* **Directions**
Can the data below be echoed back word for word?

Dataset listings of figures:
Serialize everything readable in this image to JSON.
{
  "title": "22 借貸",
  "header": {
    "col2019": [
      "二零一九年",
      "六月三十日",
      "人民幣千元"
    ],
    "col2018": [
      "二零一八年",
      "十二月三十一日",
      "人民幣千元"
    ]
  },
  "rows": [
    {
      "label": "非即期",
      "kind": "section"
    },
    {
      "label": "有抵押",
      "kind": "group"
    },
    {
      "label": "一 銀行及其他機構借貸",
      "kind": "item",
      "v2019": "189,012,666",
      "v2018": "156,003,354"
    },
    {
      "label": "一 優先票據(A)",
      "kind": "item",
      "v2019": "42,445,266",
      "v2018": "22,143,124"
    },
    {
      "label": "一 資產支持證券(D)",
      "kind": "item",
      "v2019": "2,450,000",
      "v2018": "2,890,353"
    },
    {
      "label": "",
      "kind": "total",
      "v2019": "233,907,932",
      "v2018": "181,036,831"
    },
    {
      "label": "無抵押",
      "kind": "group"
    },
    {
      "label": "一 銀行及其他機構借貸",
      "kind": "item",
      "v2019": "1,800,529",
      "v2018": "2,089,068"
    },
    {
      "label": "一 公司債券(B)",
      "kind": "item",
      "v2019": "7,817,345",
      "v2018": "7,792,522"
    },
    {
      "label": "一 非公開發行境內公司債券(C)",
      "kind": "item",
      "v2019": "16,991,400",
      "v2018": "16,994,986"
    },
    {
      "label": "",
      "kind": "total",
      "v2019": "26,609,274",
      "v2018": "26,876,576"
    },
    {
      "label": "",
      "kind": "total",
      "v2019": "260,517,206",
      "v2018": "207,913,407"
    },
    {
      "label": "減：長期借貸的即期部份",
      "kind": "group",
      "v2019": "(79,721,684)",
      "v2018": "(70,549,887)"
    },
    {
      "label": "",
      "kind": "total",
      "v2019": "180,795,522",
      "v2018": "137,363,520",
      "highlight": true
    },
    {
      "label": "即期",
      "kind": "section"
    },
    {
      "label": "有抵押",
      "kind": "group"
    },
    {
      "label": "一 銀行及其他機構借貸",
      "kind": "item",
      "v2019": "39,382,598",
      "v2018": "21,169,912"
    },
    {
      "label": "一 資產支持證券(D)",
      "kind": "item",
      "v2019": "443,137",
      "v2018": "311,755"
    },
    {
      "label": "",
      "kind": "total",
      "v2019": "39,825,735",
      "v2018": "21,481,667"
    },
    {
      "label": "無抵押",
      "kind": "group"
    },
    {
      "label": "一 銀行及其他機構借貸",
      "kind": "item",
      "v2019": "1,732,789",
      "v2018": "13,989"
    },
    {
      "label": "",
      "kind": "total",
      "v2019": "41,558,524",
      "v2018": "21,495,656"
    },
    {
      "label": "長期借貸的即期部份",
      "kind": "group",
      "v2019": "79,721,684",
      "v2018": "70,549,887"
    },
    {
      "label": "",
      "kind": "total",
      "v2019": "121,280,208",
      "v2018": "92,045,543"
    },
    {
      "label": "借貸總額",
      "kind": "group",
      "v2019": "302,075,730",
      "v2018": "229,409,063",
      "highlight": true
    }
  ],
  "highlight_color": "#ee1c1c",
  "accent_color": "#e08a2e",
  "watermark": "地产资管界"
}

* **Final result**
Serialize everything readable in this image to JSON.
{
  "title": "22 借貸",
  "header": {
    "col2019": [
      "二零一九年",
      "六月三十日",
      "人民幣千元"
    ],
    "col2018": [
      "二零一八年",
      "十二月三十一日",
      "人民幣千元"
    ]
  },
  "rows": [
    {
      "label": "非即期",
      "kind": "section"
    },
    {
      "label": "有抵押",
      "kind": "group"
    },
    {
      "label": "一 銀行及其他機構借貸",
      "kind": "item",
      "v2019": "189,012,666",
      "v2018": "156,003,354"
    },
    {
      "label": "一 優先票據(A)",
      "kind": "item",
      "v2019": "42,445,266",
      "v2018": "22,143,124"
    },
    {
      "label": "一 資產支持證券(D)",
      "kind": "item",
      "v2019": "2,450,000",
      "v2018": "2,890,353"
    },
    {
      "label": "",
      "kind": "total",
      "v2019": "233,907,932",
      "v2018": "181,036,831"
    },
    {
      "label": "無抵押",
      "kind": "group"
    },
    {
      "label": "一 銀行及其他機構借貸",
      "kind": "item",
      "v2019": "1,800,529",
      "v2018": "2,089,068"
    },
    {
      "label": "一 公司債券(B)",
      "kind": "item",
      "v2019": "7,817,345",
      "v2018": "7,792,522"
    },
    {
      "label": "一 非公開發行境內公司債券(C)",
      "kind": "item",
      "v2019": "16,991,400",
      "v2018": "16,994,986"
    },
    {
      "label": "",
      "kind": "total",
      "v2019": "26,609,274",
      "v2018": "26,876,576"
    },
    {
      "label": "",
      "kind": "total",
      "v2019": "260,517,206",
      "v2018": "207,913,407"
    },
    {
      "label": "減：長期借貸的即期部份",
      "kind": "group",
      "v2019": "(79,721,684)",
      "v2018": "(70,549,887)"
    },
    {
      "label": "",
      "kind": "total",
      "v2019": "180,795,522",
      "v2018": "137,363,520",
      "highlight": true
    },
    {
      "label": "即期",
      "kind": "section"
    },
    {
      "label": "有抵押",
      "kind": "group"
    },
    {
      "label": "一 銀行及其他機構借貸",
      "kind": "item",
      "v2019": "39,382,598",
      "v2018": "21,169,912"
    },
    {
      "label": "一 資產支持證券(D)",
      "kind": "item",
      "v2019": "443,137",
      "v2018": "311,755"
    },
    {
      "label": "",
      "kind": "total",
      "v2019": "39,825,735",
      "v2018": "21,481,667"
    },
    {
      "label": "無抵押",
      "kind": "group"
    },
    {
      "label": "一 銀行及其他機構借貸",
      "kind": "item",
      "v2019": "1,732,789",
      "v2018": "13,989"
    },
    {
      "label": "",
      "kind": "total",
      "v2019": "41,558,524",
      "v2018": "21,495,656"
    },
    {
      "label": "長期借貸的即期部份",
      "kind": "group",
      "v2019": "79,721,684",
      "v2018": "70,549,887"
    },
    {
      "label": "",
      "kind": "total",
      "v2019": "121,280,208",
      "v2018": "92,045,543"
    },
    {
      "label": "借貸總額",
      "kind": "group",
      "v2019": "302,075,730",
      "v2018": "229,409,063",
      "highlight": true
    }
  ],
  "highlight_color": "#ee1c1c",
  "accent_color": "#e08a2e",
  "watermark": "地产资管界"
}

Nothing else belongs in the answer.